- **Work to do**:
State the number of lines that contain the word "name", and add nothing else.

- **Extracted data**:
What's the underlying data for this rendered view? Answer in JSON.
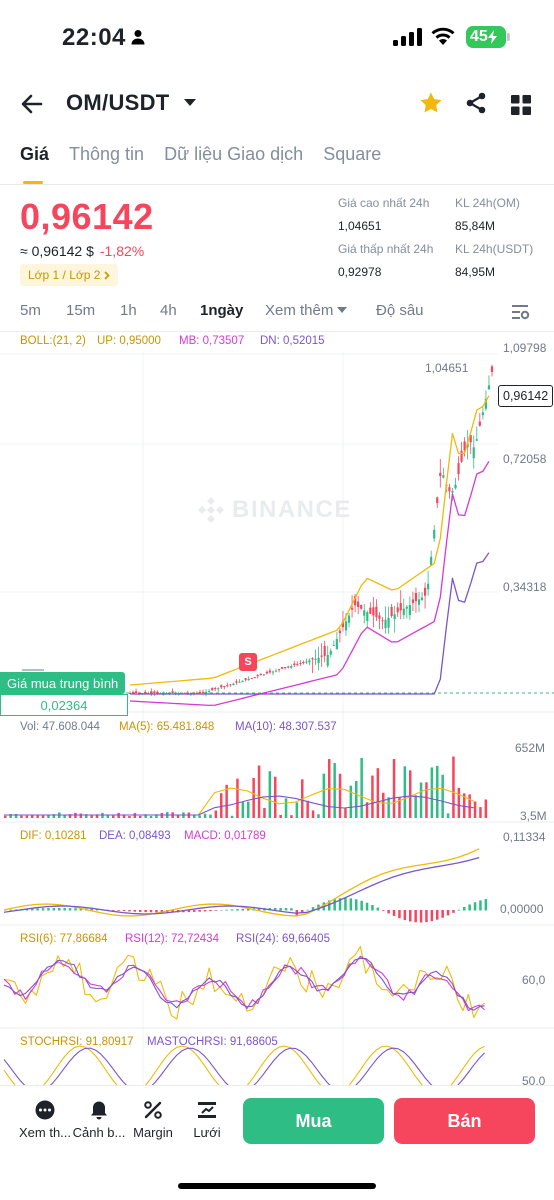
{
  "status_bar": {
    "time": "22:04",
    "battery": "45"
  },
  "header": {
    "title": "OM/USDT"
  },
  "tabs": [
    {
      "label": "Giá",
      "active": true
    },
    {
      "label": "Thông tin",
      "active": false
    },
    {
      "label": "Dữ liệu Giao dịch",
      "active": false
    },
    {
      "label": "Square",
      "active": false
    }
  ],
  "price": {
    "last": "0,96142",
    "usd_equiv": "≈ 0,96142 $",
    "change": "-1,82%",
    "layer_badge": "Lớp 1 / Lớp 2"
  },
  "stats": {
    "high_label": "Giá cao nhất 24h",
    "high_value": "1,04651",
    "low_label": "Giá thấp nhất 24h",
    "low_value": "0,92978",
    "vol_base_label": "KL 24h(OM)",
    "vol_base_value": "85,84M",
    "vol_quote_label": "KL 24h(USDT)",
    "vol_quote_value": "84,95M"
  },
  "intervals": [
    {
      "label": "5m",
      "active": false
    },
    {
      "label": "15m",
      "active": false
    },
    {
      "label": "1h",
      "active": false
    },
    {
      "label": "4h",
      "active": false
    },
    {
      "label": "1ngày",
      "active": true
    },
    {
      "label": "Xem thêm",
      "active": false
    },
    {
      "label": "Độ sâu",
      "active": false
    }
  ],
  "chart": {
    "watermark": "BINANCE",
    "boll": {
      "name": "BOLL:(21, 2)",
      "up": "UP: 0,95000",
      "mb": "MB: 0,73507",
      "dn": "DN: 0,52015"
    },
    "price_axis": [
      "1,09798",
      "0,72058",
      "0,34318"
    ],
    "high_marker": "1,04651",
    "current_price": "0,96142",
    "avg_buy_label": "Giá mua trung bình",
    "avg_buy_value": "0,02364",
    "sell_marker": "S",
    "vol": {
      "vol": "Vol: 47.608.044",
      "ma5": "MA(5): 65.481.848",
      "ma10": "MA(10): 48.307.537",
      "axis_top": "652M",
      "axis_bottom": "3,5M"
    },
    "macd": {
      "dif": "DIF: 0,10281",
      "dea": "DEA: 0,08493",
      "macd": "MACD: 0,01789",
      "axis_top": "0,11334",
      "axis_bottom": "0,00000"
    },
    "rsi": {
      "rsi6": "RSI(6): 77,86684",
      "rsi12": "RSI(12): 72,72434",
      "rsi24": "RSI(24): 69,66405",
      "axis": "60,0"
    },
    "stochrsi": {
      "stoch": "STOCHRSI: 91,80917",
      "mastoch": "MASTOCHRSI: 91,68605",
      "axis": "50,0"
    },
    "colors": {
      "up": "#2ebd85",
      "down": "#f6465d",
      "yellow": "#f0b90b",
      "magenta": "#d63ad6",
      "purple": "#7b55c9"
    }
  },
  "bottom_nav": [
    {
      "label": "Xem th...",
      "icon": "more-icon"
    },
    {
      "label": "Cảnh b...",
      "icon": "bell-icon"
    },
    {
      "label": "Margin",
      "icon": "percent-icon"
    },
    {
      "label": "Lưới",
      "icon": "grid-bot-icon"
    }
  ],
  "actions": {
    "buy": "Mua",
    "sell": "Bán"
  }
}
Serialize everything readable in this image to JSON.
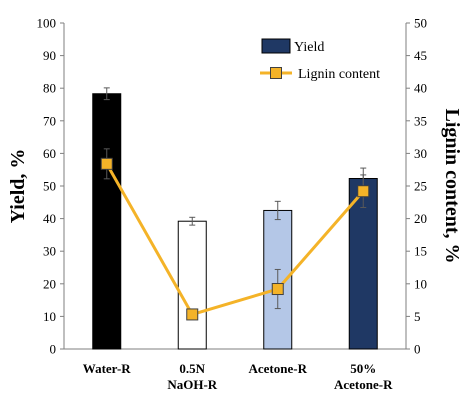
{
  "chart_data": {
    "type": "bar",
    "categories": [
      [
        "Water-R"
      ],
      [
        "0.5N",
        "NaOH-R"
      ],
      [
        "Acetone-R"
      ],
      [
        "50%",
        "Acetone-R"
      ]
    ],
    "series": [
      {
        "name": "Yield",
        "type": "bar",
        "axis": "left",
        "values": [
          78.3,
          39.2,
          42.5,
          52.3
        ],
        "errors": [
          1.8,
          1.2,
          2.8,
          3.2
        ],
        "colors": [
          "#000000",
          "#ffffff",
          "#b4c7e7",
          "#1f3864"
        ]
      },
      {
        "name": "Lignin content",
        "type": "line",
        "axis": "right",
        "values": [
          28.4,
          5.3,
          9.2,
          24.2
        ],
        "errors": [
          2.3,
          0.6,
          3.0,
          2.5
        ],
        "line_color": "#f4b328",
        "marker_color": "#f4b328"
      }
    ],
    "ylabel": "Yield, %",
    "y2label": "Lignin content, %",
    "ylim": [
      0,
      100
    ],
    "y2lim": [
      0,
      50
    ],
    "yticks": [
      "0",
      "10",
      "20",
      "30",
      "40",
      "50",
      "60",
      "70",
      "80",
      "90",
      "100"
    ],
    "y2ticks": [
      "0",
      "5",
      "10",
      "15",
      "20",
      "25",
      "30",
      "35",
      "40",
      "45",
      "50"
    ],
    "legend": {
      "placement": "top-right",
      "entries": [
        "Yield",
        "Lignin content"
      ]
    },
    "grid": false
  }
}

- **Task response**:
3